> REQUIRED WORK: Gather the lines below that include the string "label", copying each in full.

--- START THE DATA ---

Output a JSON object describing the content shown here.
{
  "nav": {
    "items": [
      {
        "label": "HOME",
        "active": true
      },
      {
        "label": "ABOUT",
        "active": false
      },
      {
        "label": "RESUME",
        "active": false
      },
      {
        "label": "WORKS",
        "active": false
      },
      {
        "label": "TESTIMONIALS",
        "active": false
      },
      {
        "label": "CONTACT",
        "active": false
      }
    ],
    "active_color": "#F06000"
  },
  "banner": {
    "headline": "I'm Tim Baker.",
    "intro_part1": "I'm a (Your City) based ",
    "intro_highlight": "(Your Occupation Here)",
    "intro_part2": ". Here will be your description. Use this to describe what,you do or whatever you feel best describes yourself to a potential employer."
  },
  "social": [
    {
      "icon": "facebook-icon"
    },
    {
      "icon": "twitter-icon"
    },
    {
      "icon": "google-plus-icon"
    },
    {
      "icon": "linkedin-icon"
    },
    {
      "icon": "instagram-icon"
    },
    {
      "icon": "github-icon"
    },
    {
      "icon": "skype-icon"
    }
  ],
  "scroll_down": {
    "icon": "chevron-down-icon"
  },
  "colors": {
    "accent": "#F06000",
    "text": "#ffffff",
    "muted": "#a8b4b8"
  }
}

--- END THE DATA ---

> CORRECT RESPONSE:
        "label": "HOME",
        "label": "ABOUT",
        "label": "RESUME",
        "label": "WORKS",
        "label": "TESTIMONIALS",
        "label": "CONTACT",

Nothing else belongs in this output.